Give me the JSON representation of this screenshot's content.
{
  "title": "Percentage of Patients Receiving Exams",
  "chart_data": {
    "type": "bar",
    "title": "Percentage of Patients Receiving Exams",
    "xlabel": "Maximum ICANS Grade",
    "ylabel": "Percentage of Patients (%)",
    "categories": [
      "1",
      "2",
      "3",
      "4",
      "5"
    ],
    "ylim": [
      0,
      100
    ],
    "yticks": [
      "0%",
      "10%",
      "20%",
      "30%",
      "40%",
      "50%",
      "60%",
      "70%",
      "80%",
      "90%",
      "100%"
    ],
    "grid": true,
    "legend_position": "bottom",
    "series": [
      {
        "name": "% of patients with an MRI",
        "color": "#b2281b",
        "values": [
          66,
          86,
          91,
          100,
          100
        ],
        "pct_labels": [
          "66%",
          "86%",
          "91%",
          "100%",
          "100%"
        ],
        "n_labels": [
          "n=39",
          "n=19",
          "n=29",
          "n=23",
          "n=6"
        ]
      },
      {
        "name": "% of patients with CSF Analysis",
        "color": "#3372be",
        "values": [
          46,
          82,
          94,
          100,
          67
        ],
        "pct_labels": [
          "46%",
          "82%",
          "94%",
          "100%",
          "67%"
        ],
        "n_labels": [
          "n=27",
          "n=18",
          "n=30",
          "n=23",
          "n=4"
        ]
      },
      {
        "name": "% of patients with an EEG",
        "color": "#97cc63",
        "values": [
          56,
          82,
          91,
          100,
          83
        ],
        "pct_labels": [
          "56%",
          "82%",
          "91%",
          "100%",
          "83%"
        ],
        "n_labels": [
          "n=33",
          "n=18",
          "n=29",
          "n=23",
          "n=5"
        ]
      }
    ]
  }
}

- - - - -

> **Task goal**
Once you have read the records above, set each one down again exactly.

> **Expected output**
Give me the JSON representation of this screenshot's content.
{
  "title": "Percentage of Patients Receiving Exams",
  "chart_data": {
    "type": "bar",
    "title": "Percentage of Patients Receiving Exams",
    "xlabel": "Maximum ICANS Grade",
    "ylabel": "Percentage of Patients (%)",
    "categories": [
      "1",
      "2",
      "3",
      "4",
      "5"
    ],
    "ylim": [
      0,
      100
    ],
    "yticks": [
      "0%",
      "10%",
      "20%",
      "30%",
      "40%",
      "50%",
      "60%",
      "70%",
      "80%",
      "90%",
      "100%"
    ],
    "grid": true,
    "legend_position": "bottom",
    "series": [
      {
        "name": "% of patients with an MRI",
        "color": "#b2281b",
        "values": [
          66,
          86,
          91,
          100,
          100
        ],
        "pct_labels": [
          "66%",
          "86%",
          "91%",
          "100%",
          "100%"
        ],
        "n_labels": [
          "n=39",
          "n=19",
          "n=29",
          "n=23",
          "n=6"
        ]
      },
      {
        "name": "% of patients with CSF Analysis",
        "color": "#3372be",
        "values": [
          46,
          82,
          94,
          100,
          67
        ],
        "pct_labels": [
          "46%",
          "82%",
          "94%",
          "100%",
          "67%"
        ],
        "n_labels": [
          "n=27",
          "n=18",
          "n=30",
          "n=23",
          "n=4"
        ]
      },
      {
        "name": "% of patients with an EEG",
        "color": "#97cc63",
        "values": [
          56,
          82,
          91,
          100,
          83
        ],
        "pct_labels": [
          "56%",
          "82%",
          "91%",
          "100%",
          "83%"
        ],
        "n_labels": [
          "n=33",
          "n=18",
          "n=29",
          "n=23",
          "n=5"
        ]
      }
    ]
  }
}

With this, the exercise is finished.